Problem details: Each line below should be retyped exactly, with no pictures.

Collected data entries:
* START *

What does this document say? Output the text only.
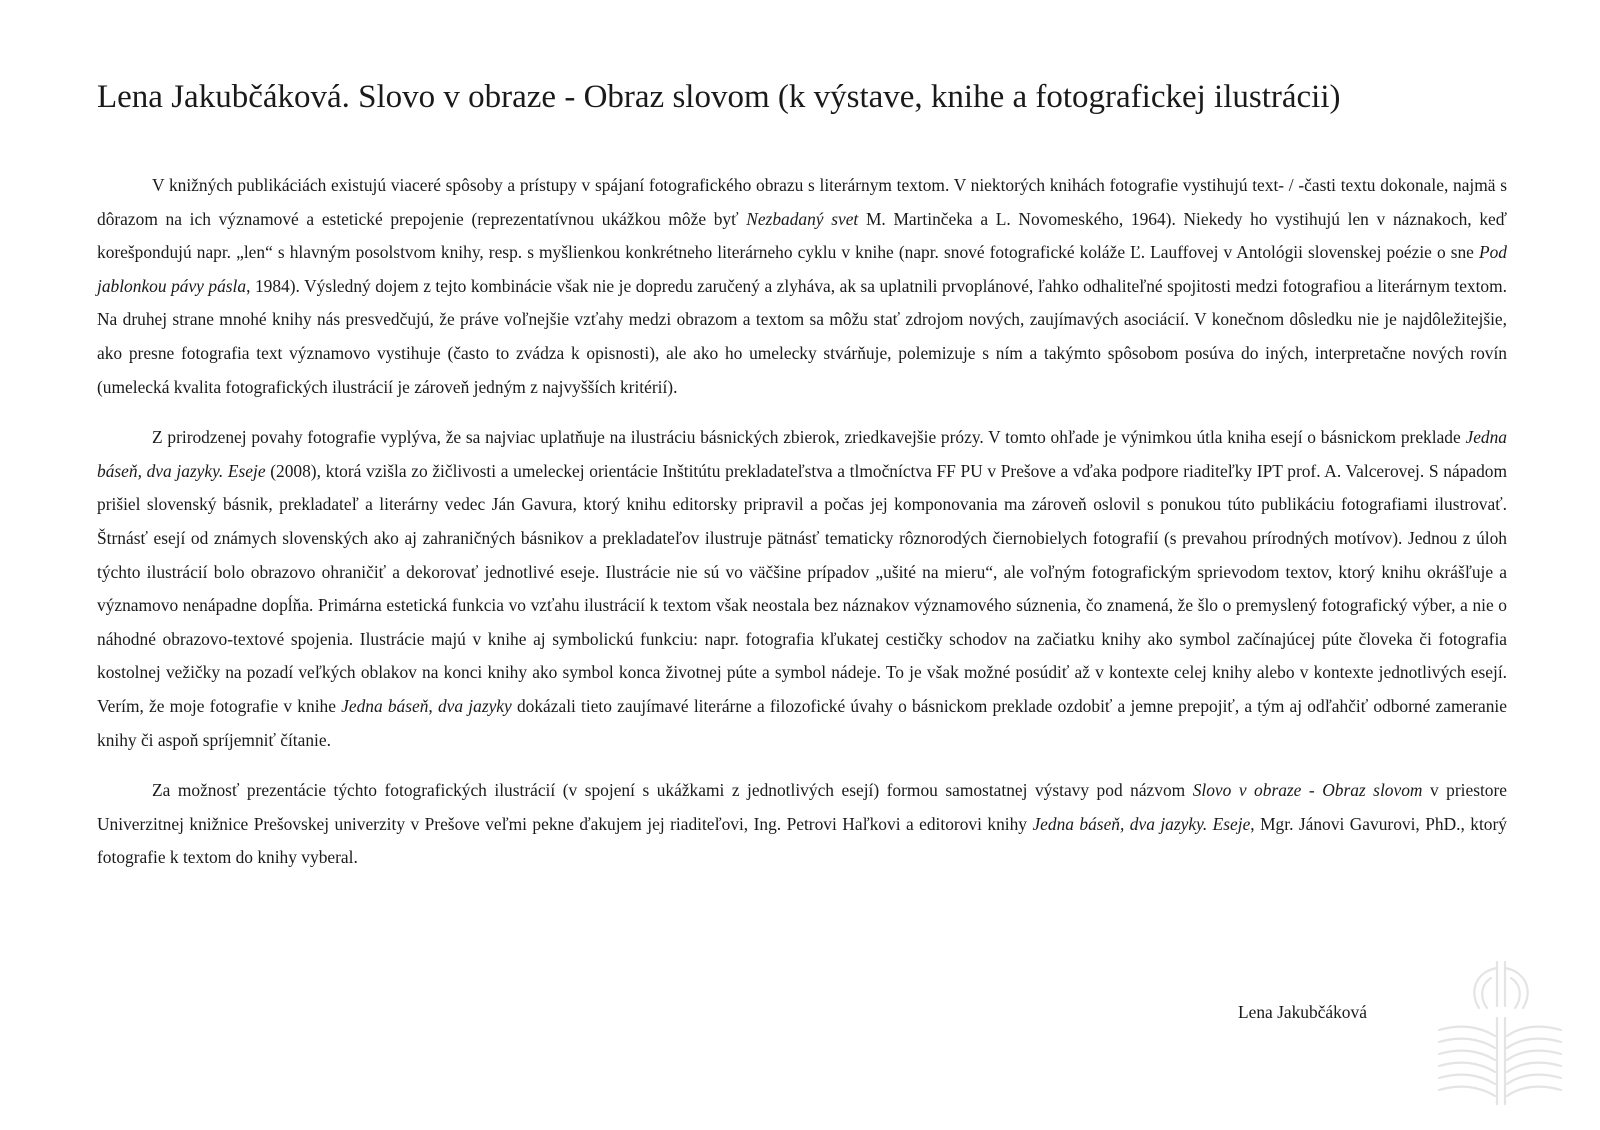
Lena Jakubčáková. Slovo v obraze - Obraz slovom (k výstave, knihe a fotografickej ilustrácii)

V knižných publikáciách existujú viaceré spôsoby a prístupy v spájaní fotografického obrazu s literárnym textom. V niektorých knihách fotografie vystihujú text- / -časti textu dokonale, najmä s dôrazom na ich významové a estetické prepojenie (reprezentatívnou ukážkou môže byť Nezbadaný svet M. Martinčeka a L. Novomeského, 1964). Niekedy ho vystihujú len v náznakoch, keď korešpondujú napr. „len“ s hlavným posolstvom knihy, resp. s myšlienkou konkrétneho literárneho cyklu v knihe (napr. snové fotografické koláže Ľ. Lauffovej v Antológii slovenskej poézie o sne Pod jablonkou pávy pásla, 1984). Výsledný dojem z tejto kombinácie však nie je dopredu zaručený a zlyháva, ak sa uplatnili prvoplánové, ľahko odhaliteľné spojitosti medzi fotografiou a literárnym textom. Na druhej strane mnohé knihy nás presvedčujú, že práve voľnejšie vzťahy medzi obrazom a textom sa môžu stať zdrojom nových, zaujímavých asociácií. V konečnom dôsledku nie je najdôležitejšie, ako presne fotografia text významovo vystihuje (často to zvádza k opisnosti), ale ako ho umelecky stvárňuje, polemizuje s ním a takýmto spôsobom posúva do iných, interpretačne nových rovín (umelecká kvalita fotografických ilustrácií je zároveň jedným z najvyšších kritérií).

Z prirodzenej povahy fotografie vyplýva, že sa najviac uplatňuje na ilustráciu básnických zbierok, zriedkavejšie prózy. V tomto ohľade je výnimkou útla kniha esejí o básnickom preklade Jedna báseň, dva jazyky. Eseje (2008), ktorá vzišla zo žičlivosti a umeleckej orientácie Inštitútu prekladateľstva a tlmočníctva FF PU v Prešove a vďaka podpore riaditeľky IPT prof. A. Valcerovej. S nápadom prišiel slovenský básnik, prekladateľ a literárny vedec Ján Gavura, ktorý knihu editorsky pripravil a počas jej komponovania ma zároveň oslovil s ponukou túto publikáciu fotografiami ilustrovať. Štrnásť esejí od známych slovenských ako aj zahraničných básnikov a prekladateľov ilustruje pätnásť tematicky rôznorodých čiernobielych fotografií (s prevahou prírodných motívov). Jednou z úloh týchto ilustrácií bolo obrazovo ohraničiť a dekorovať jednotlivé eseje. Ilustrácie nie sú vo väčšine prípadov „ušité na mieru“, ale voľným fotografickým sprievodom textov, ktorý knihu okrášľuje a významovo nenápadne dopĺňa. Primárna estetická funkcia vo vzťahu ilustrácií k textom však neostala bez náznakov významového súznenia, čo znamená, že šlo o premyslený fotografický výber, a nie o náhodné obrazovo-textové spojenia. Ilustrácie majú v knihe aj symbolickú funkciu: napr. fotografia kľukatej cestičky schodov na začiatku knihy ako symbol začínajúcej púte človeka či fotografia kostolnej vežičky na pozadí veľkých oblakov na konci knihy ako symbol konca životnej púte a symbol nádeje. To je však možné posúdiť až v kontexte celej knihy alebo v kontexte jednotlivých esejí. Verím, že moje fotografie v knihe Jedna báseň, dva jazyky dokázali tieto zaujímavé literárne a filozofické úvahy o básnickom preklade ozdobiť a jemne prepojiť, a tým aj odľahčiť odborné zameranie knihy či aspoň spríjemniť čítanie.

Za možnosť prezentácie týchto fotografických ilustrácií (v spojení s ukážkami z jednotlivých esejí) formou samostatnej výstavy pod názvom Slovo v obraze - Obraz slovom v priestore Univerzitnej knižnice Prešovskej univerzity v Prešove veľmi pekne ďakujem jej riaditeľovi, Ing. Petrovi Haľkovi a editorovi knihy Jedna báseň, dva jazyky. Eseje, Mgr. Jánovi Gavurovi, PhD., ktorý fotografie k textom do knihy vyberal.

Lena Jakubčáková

* END *

Solution to this task:
What does this document say? Output the text only.
Lena Jakubčáková. Slovo v obraze - Obraz slovom (k výstave, knihe a fotografickej ilustrácii)

V knižných publikáciách existujú viaceré spôsoby a prístupy v spájaní fotografického obrazu s literárnym textom. V niektorých knihách fotografie vystihujú text- / -časti textu dokonale, najmä s dôrazom na ich významové a estetické prepojenie (reprezentatívnou ukážkou môže byť Nezbadaný svet M. Martinčeka a L. Novomeského, 1964). Niekedy ho vystihujú len v náznakoch, keď korešpondujú napr. „len“ s hlavným posolstvom knihy, resp. s myšlienkou konkrétneho literárneho cyklu v knihe (napr. snové fotografické koláže Ľ. Lauffovej v Antológii slovenskej poézie o sne Pod jablonkou pávy pásla, 1984). Výsledný dojem z tejto kombinácie však nie je dopredu zaručený a zlyháva, ak sa uplatnili prvoplánové, ľahko odhaliteľné spojitosti medzi fotografiou a literárnym textom. Na druhej strane mnohé knihy nás presvedčujú, že práve voľnejšie vzťahy medzi obrazom a textom sa môžu stať zdrojom nových, zaujímavých asociácií. V konečnom dôsledku nie je najdôležitejšie, ako presne fotografia text významovo vystihuje (často to zvádza k opisnosti), ale ako ho umelecky stvárňuje, polemizuje s ním a takýmto spôsobom posúva do iných, interpretačne nových rovín (umelecká kvalita fotografických ilustrácií je zároveň jedným z najvyšších kritérií).

Z prirodzenej povahy fotografie vyplýva, že sa najviac uplatňuje na ilustráciu básnických zbierok, zriedkavejšie prózy. V tomto ohľade je výnimkou útla kniha esejí o básnickom preklade Jedna báseň, dva jazyky. Eseje (2008), ktorá vzišla zo žičlivosti a umeleckej orientácie Inštitútu prekladateľstva a tlmočníctva FF PU v Prešove a vďaka podpore riaditeľky IPT prof. A. Valcerovej. S nápadom prišiel slovenský básnik, prekladateľ a literárny vedec Ján Gavura, ktorý knihu editorsky pripravil a počas jej komponovania ma zároveň oslovil s ponukou túto publikáciu fotografiami ilustrovať. Štrnásť esejí od známych slovenských ako aj zahraničných básnikov a prekladateľov ilustruje pätnásť tematicky rôznorodých čiernobielych fotografií (s prevahou prírodných motívov). Jednou z úloh týchto ilustrácií bolo obrazovo ohraničiť a dekorovať jednotlivé eseje. Ilustrácie nie sú vo väčšine prípadov „ušité na mieru“, ale voľným fotografickým sprievodom textov, ktorý knihu okrášľuje a významovo nenápadne dopĺňa. Primárna estetická funkcia vo vzťahu ilustrácií k textom však neostala bez náznakov významového súznenia, čo znamená, že šlo o premyslený fotografický výber, a nie o náhodné obrazovo-textové spojenia. Ilustrácie majú v knihe aj symbolickú funkciu: napr. fotografia kľukatej cestičky schodov na začiatku knihy ako symbol začínajúcej púte človeka či fotografia kostolnej vežičky na pozadí veľkých oblakov na konci knihy ako symbol konca životnej púte a symbol nádeje. To je však možné posúdiť až v kontexte celej knihy alebo v kontexte jednotlivých esejí. Verím, že moje fotografie v knihe Jedna báseň, dva jazyky dokázali tieto zaujímavé literárne a filozofické úvahy o básnickom preklade ozdobiť a jemne prepojiť, a tým aj odľahčiť odborné zameranie knihy či aspoň spríjemniť čítanie.

Za možnosť prezentácie týchto fotografických ilustrácií (v spojení s ukážkami z jednotlivých esejí) formou samostatnej výstavy pod názvom Slovo v obraze - Obraz slovom v priestore Univerzitnej knižnice Prešovskej univerzity v Prešove veľmi pekne ďakujem jej riaditeľovi, Ing. Petrovi Haľkovi a editorovi knihy Jedna báseň, dva jazyky. Eseje, Mgr. Jánovi Gavurovi, PhD., ktorý fotografie k textom do knihy vyberal.

Lena Jakubčáková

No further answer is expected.